> **Задачи**:
1. Что, согласно фрагменту о Коле Глазкове, делало Колю еще выше?
2. Пожалуйста, обновите фрагмент о Коле Глазкове: перепишите его часть, начиная со слов «Повторились наши хождения» и вплоть до слов «и не осуждает.», заменив «Николай» на «Глазков».

> **Фрагмент страницы**:
============================================================
Порасшвыряла нас война — кого куда.
Сельвинского и весь его мужской семинар — на фронт. Меня злая судьба снова закинула в Тбилиси, откуда с таким трудом вырвалась в Россию весной 1939 года, убежденная, что это уже навсегда… Только в сорок третьем дождалась я вызова из Литинститута, где «своих», даже девушек, было не густо. На радость, в Москве оказался Коля Глазков.
Он молча подошел ко мне на перемене и так протянул руку, словно мы виделись позавчера. И взгляд его был тем же долгим, но теперь, помимо тепла, тлела в нем еще и печаль.
Был Коля бледнее обычного. Похудел. Черный узкий адвокатский сюртук с отцовского плеча делал его еще выше.
Повторились наши хождения к многочисленным его друзьям. Как должное восприняла я и то, что Николай не спросил, почему перешла на прозу. Конечно, все понял и не осуждает.
============================================================
> **Показанный перечень**:
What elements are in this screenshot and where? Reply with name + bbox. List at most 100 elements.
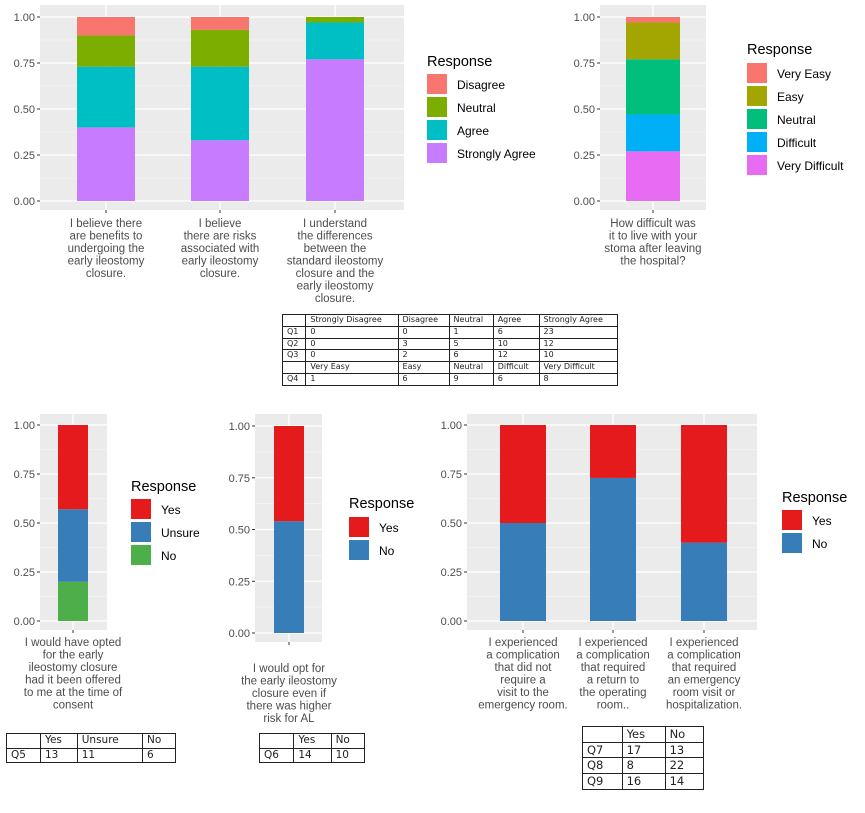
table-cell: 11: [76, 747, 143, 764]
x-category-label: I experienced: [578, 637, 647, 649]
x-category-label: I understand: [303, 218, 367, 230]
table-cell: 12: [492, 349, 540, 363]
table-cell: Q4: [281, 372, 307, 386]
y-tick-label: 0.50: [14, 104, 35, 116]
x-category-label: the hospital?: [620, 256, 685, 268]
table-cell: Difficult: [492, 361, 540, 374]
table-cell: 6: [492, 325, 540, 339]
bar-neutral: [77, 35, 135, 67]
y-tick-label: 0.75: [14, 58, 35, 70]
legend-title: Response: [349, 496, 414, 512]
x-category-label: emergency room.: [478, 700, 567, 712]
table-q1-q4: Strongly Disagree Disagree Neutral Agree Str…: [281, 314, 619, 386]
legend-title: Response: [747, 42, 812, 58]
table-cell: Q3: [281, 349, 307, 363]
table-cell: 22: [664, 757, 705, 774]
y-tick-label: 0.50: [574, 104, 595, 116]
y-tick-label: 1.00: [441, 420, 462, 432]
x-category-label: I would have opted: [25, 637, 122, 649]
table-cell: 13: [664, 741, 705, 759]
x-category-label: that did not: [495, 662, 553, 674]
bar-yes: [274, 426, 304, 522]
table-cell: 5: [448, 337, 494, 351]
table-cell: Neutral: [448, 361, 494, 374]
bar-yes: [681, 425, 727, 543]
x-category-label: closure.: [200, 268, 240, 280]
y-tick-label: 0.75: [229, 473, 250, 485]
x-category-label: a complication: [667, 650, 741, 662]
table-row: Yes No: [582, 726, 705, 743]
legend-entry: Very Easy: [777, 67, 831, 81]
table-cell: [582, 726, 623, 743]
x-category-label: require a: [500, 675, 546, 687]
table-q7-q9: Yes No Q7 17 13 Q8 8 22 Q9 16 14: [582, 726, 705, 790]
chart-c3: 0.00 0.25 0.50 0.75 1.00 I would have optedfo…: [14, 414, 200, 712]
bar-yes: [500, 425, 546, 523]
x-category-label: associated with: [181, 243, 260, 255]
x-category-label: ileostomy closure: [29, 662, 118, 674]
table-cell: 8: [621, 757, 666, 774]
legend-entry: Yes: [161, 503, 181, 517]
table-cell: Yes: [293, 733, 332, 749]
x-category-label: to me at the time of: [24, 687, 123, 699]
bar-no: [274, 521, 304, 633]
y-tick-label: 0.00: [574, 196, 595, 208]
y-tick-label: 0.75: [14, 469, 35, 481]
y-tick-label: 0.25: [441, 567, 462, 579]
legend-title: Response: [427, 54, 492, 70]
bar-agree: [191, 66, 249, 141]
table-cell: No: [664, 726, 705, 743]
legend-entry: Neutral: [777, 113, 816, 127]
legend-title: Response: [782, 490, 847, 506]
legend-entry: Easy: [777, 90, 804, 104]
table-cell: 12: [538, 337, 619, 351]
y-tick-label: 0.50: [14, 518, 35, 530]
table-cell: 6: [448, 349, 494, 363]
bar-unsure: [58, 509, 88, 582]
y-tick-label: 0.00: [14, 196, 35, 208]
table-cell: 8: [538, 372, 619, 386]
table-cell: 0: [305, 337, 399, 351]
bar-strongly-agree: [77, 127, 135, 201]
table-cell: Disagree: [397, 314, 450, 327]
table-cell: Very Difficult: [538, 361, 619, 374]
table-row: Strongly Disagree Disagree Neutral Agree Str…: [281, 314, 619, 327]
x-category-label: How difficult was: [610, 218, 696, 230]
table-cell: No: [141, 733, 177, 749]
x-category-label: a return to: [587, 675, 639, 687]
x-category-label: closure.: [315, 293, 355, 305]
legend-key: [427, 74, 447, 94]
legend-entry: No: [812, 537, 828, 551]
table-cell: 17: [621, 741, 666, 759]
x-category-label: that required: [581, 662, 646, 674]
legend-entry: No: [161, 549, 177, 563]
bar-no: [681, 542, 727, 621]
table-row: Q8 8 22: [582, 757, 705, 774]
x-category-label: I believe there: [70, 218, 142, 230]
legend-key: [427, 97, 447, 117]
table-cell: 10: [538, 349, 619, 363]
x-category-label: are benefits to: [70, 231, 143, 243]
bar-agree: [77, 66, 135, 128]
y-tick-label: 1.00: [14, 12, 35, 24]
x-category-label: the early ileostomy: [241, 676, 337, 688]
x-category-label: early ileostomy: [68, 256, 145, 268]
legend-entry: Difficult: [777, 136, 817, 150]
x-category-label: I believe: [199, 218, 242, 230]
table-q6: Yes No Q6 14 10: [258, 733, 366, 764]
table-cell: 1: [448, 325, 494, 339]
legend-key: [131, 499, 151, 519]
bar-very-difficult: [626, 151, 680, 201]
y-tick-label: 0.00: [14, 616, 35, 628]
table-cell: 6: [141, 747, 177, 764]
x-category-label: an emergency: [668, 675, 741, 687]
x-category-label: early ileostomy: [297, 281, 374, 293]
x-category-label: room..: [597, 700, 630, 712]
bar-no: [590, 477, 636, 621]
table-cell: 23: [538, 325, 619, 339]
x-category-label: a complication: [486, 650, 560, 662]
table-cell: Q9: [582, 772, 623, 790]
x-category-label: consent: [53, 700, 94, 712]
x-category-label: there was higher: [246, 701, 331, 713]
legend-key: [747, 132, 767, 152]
============================================================
> **Список ответов**:
1. Черный узкий адвокатский сюртук с отцовского плеча.

2.
Повторились наши хождения к многочисленным его друзьям. Как должное восприняла я и то, что Глазков не спросил, почему перешла на прозу. Конечно, все понял и не осуждает.